*PASSAGE SHOWN:*
=== Begin Enclosure ===

Savar crash ignites EU actions threat

The European Union has threatened to suspend Bangladesh’s preferential trading status unless it improved safety standards in its readymade garment factories.

News DeskReuters
Published : 1 May 2013, 10:55 AM
Updated : 1 May 2013, 11:37 AM

"This is about firing a shot across the bows of Bangladesh to get them to engage on the issue," an EU official told Reuters News agency.

"We want to turn up the diplomatic heat on them and get them to sit down and discuss this with us.”

The warning comes as a multi-storied building, housing several readymade garments factories, collapsed at Savar on Apr 24, leaving over 400 confirmed dead and scores of other missing.

Bangladesh has emerged as the second largest exporter of readymade garments trailing China, thanks to the duty-free access offered by Western nations.

Losing the facility in the European markets under generalised system of preferences (GSP) could cost Bangladesh hundreds of millions of dollars in duties, Reuters says in a Brussels-datelined report.

Bangladesh currently enjoys the most generous level of GSP in the region which imports around 60 percent of its products. GSP is designed to help developing countries grow through trade.

If it were outside the GSP, it would face normal import duties, which are 12 percent for many clothing items ranging from men's jackets to women's blouses.

EU officials hope the threat of action would be enough to make the country change its laws to keep hold of its biggest market.

This is the second such warnings from the European Union this year. The 27-nation bloc in a statement urged Bangladesh to “act immediately” to ensure factories across the country “comply with international labour standards”.

The EU imported roughly 9.2 billion euros of goods from Bangladesh last year, according to data from the EU's executive body, the European Commission, headquartered in Brussels. Textiles and textile products from clothing to towels and bedding accounted for almost 93 percent of those goods.

After a garment factory fire killed six persons, the bloc called on Bangladesh in January this year to ensure its factories complied with the International Labour Organization (ILO) standards.

In the past the bloc used access to trade preferences as leverage in dealing with countries.

=== End Enclosure ===

*GIVEN DATA:*

=== Begin Enclosure ===

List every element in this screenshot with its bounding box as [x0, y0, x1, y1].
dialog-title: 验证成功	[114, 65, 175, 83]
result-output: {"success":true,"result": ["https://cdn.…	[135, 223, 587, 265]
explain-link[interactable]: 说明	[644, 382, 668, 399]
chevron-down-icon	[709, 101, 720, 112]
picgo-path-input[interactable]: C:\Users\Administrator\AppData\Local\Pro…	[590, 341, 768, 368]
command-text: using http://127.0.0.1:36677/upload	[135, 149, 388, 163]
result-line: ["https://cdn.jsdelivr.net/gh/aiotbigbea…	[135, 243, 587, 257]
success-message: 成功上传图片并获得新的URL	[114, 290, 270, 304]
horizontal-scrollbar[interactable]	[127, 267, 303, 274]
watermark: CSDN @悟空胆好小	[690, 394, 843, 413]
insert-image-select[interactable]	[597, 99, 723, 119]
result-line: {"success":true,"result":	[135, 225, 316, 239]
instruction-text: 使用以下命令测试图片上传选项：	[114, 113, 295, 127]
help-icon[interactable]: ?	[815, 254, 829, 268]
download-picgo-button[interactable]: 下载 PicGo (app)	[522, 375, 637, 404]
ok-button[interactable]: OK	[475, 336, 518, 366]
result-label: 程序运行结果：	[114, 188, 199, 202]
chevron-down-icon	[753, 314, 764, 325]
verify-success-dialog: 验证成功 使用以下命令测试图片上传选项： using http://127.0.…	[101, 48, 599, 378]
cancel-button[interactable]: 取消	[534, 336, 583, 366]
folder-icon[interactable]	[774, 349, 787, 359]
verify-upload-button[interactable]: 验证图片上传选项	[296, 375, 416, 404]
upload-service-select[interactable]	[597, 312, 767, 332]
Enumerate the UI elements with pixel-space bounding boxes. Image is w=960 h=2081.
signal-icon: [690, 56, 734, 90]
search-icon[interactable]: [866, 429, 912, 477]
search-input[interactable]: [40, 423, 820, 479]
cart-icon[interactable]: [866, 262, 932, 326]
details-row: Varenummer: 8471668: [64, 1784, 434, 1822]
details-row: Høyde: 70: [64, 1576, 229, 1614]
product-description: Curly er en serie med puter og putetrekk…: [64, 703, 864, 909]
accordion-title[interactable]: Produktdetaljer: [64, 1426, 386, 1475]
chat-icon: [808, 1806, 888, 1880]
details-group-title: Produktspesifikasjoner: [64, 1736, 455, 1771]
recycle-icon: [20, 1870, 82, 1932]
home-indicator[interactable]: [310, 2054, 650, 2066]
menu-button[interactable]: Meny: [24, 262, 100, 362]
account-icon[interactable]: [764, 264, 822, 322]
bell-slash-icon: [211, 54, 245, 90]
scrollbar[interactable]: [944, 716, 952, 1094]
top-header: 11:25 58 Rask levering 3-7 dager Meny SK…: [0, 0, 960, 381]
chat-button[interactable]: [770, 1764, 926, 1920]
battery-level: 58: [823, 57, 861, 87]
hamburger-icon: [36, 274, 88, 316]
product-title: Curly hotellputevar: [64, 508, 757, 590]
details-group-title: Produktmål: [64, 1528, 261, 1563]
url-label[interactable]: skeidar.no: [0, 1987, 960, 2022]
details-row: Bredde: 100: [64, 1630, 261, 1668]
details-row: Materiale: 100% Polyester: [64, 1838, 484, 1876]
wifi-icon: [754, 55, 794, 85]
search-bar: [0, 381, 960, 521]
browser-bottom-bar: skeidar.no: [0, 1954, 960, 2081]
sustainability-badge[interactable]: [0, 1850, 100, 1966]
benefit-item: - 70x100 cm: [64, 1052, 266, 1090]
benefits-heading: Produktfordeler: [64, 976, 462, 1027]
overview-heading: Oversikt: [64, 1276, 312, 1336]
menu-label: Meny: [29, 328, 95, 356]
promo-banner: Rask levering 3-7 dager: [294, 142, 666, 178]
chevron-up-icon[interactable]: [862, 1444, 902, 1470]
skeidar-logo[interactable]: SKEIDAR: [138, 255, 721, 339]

=== End Enclosure ===

*ACTIVITY:*
Write out, word for word, the stretch of the Savar crash article that begins with "After a garment" and ends with "Organization (ILO) standards.".

*OUTPUT BELOW:*
After a garment factory fire killed six persons, the bloc called on Bangladesh in January this year to ensure its factories complied with the International Labour Organization (ILO) standards.